▶ [AIM OF THE EXERCISE]: Repeat the listing exactly as given, omitting every image.

Start of INFORMATION SUPPLIED

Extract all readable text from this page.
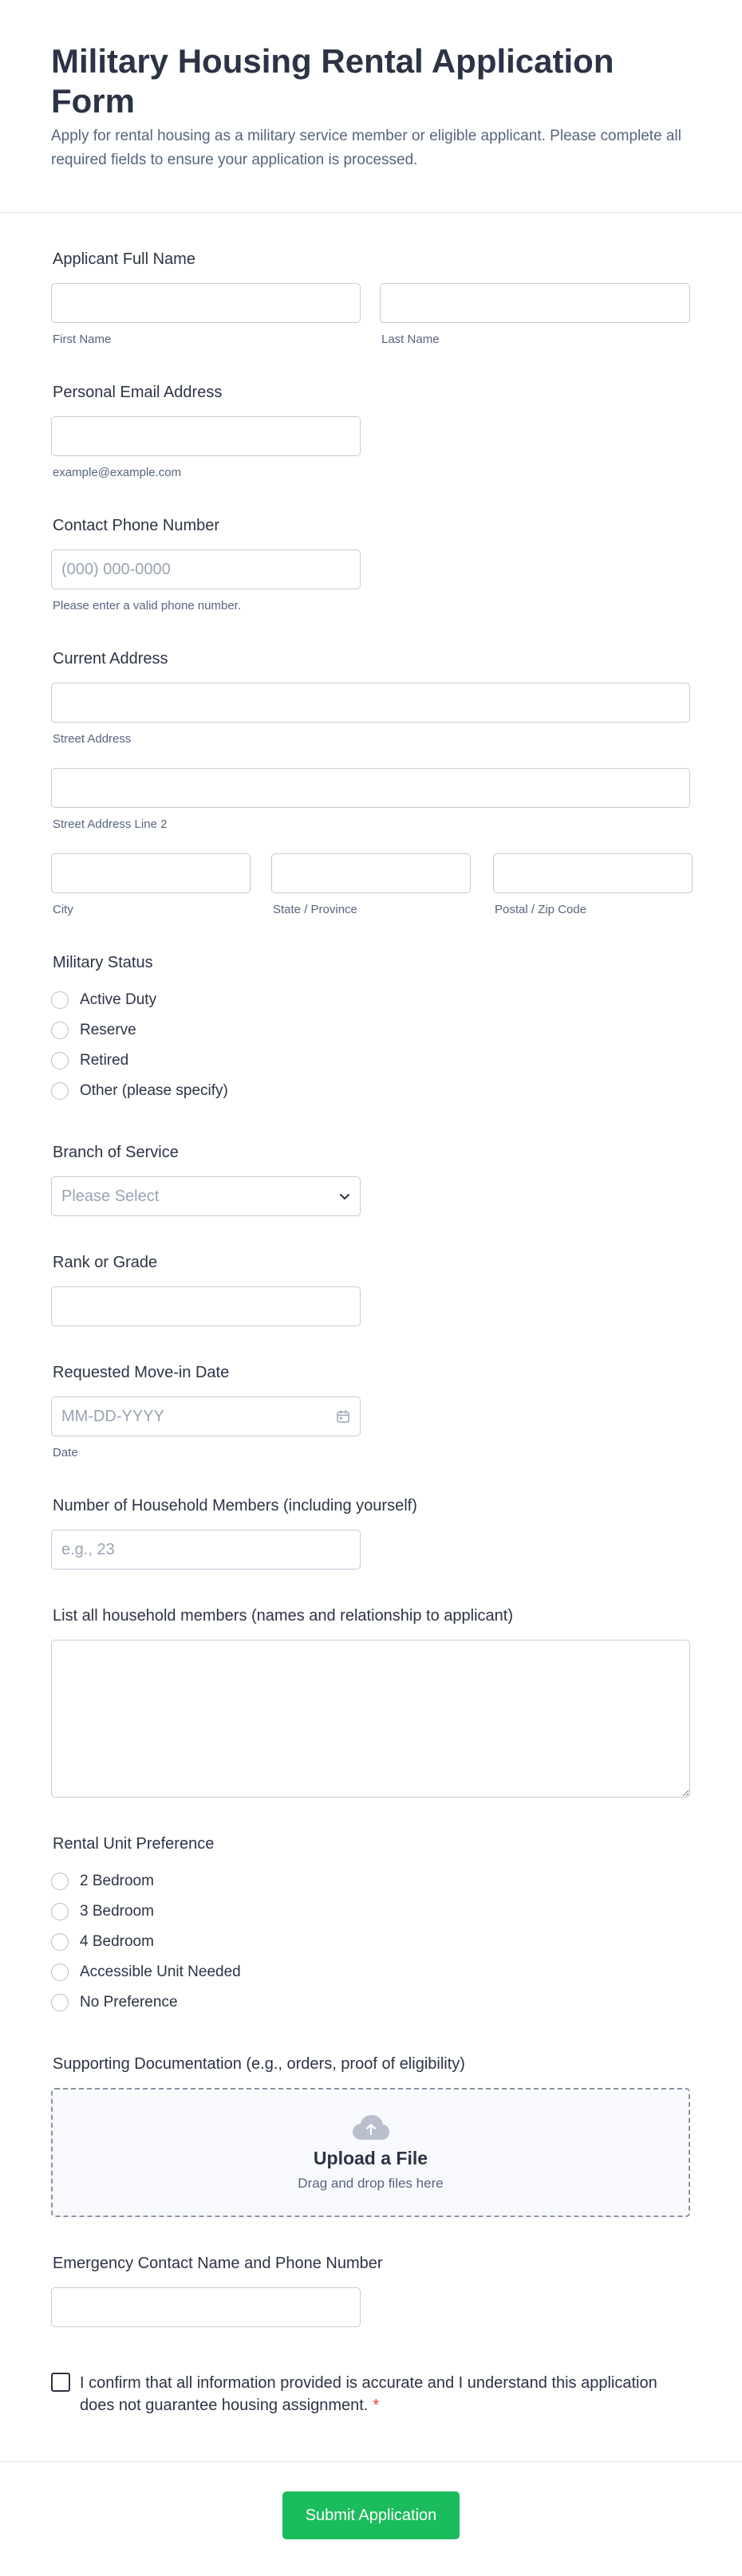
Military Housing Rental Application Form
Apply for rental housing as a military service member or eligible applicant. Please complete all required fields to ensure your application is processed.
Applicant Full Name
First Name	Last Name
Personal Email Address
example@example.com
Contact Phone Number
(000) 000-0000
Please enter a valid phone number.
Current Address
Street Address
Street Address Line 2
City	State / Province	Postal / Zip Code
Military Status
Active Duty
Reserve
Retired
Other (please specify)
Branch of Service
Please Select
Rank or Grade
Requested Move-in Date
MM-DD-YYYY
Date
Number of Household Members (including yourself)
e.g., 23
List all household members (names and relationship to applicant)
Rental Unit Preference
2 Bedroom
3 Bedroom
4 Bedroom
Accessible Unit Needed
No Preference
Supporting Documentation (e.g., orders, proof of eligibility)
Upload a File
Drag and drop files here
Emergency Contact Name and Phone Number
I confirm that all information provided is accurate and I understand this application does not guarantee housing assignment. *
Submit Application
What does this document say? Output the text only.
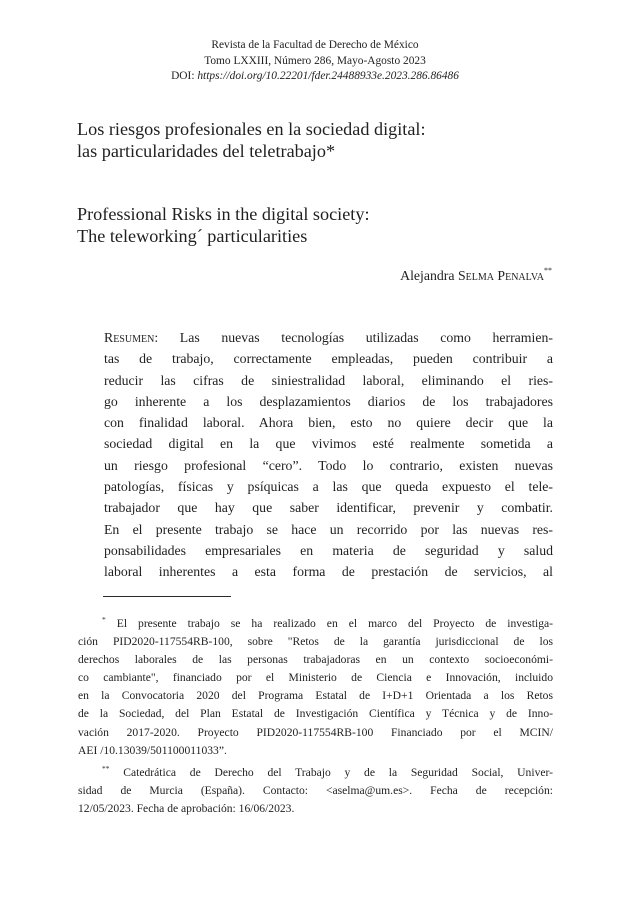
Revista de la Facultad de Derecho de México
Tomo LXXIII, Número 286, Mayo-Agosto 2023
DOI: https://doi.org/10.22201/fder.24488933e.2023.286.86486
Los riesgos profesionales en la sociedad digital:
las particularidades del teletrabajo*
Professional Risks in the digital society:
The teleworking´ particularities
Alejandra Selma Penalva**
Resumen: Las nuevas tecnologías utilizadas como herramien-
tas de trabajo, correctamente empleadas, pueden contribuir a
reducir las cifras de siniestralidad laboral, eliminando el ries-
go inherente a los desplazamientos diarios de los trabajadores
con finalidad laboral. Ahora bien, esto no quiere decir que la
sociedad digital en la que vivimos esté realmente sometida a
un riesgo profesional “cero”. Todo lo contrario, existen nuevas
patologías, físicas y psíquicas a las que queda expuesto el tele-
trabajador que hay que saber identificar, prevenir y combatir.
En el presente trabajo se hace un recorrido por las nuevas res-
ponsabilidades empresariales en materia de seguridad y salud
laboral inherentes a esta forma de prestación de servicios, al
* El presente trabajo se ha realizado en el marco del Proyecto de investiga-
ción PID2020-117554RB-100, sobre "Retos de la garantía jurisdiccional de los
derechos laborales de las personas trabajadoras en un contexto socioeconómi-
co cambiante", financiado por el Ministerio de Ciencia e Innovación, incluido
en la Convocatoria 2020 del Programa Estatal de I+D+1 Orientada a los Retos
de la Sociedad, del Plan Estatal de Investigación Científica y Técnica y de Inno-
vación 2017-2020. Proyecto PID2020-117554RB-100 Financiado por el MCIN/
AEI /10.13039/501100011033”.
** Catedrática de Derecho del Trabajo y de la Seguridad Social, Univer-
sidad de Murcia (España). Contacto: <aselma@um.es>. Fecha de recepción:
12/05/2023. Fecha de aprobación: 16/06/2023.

End of INFORMATION SUPPLIED

▶ [COMPLETED EXERCISE]:
Extract all readable text from this page.
Military Housing Rental Application Form
Apply for rental housing as a military service member or eligible applicant. Please complete all required fields to ensure your application is processed.
Applicant Full Name
First Name	Last Name
Personal Email Address
example@example.com
Contact Phone Number
(000) 000-0000
Please enter a valid phone number.
Current Address
Street Address
Street Address Line 2
City	State / Province	Postal / Zip Code
Military Status
Active Duty
Reserve
Retired
Other (please specify)
Branch of Service
Please Select
Rank or Grade
Requested Move-in Date
MM-DD-YYYY
Date
Number of Household Members (including yourself)
e.g., 23
List all household members (names and relationship to applicant)
Rental Unit Preference
2 Bedroom
3 Bedroom
4 Bedroom
Accessible Unit Needed
No Preference
Supporting Documentation (e.g., orders, proof of eligibility)
Upload a File
Drag and drop files here
Emergency Contact Name and Phone Number
I confirm that all information provided is accurate and I understand this application does not guarantee housing assignment. *
Submit Application
What does this document say? Output the text only.
Revista de la Facultad de Derecho de México
Tomo LXXIII, Número 286, Mayo-Agosto 2023
DOI: https://doi.org/10.22201/fder.24488933e.2023.286.86486
Los riesgos profesionales en la sociedad digital:
las particularidades del teletrabajo*
Professional Risks in the digital society:
The teleworking´ particularities
Alejandra Selma Penalva**
Resumen: Las nuevas tecnologías utilizadas como herramien-
tas de trabajo, correctamente empleadas, pueden contribuir a
reducir las cifras de siniestralidad laboral, eliminando el ries-
go inherente a los desplazamientos diarios de los trabajadores
con finalidad laboral. Ahora bien, esto no quiere decir que la
sociedad digital en la que vivimos esté realmente sometida a
un riesgo profesional “cero”. Todo lo contrario, existen nuevas
patologías, físicas y psíquicas a las que queda expuesto el tele-
trabajador que hay que saber identificar, prevenir y combatir.
En el presente trabajo se hace un recorrido por las nuevas res-
ponsabilidades empresariales en materia de seguridad y salud
laboral inherentes a esta forma de prestación de servicios, al
* El presente trabajo se ha realizado en el marco del Proyecto de investiga-
ción PID2020-117554RB-100, sobre "Retos de la garantía jurisdiccional de los
derechos laborales de las personas trabajadoras en un contexto socioeconómi-
co cambiante", financiado por el Ministerio de Ciencia e Innovación, incluido
en la Convocatoria 2020 del Programa Estatal de I+D+1 Orientada a los Retos
de la Sociedad, del Plan Estatal de Investigación Científica y Técnica y de Inno-
vación 2017-2020. Proyecto PID2020-117554RB-100 Financiado por el MCIN/
AEI /10.13039/501100011033”.
** Catedrática de Derecho del Trabajo y de la Seguridad Social, Univer-
sidad de Murcia (España). Contacto: <aselma@um.es>. Fecha de recepción:
12/05/2023. Fecha de aprobación: 16/06/2023.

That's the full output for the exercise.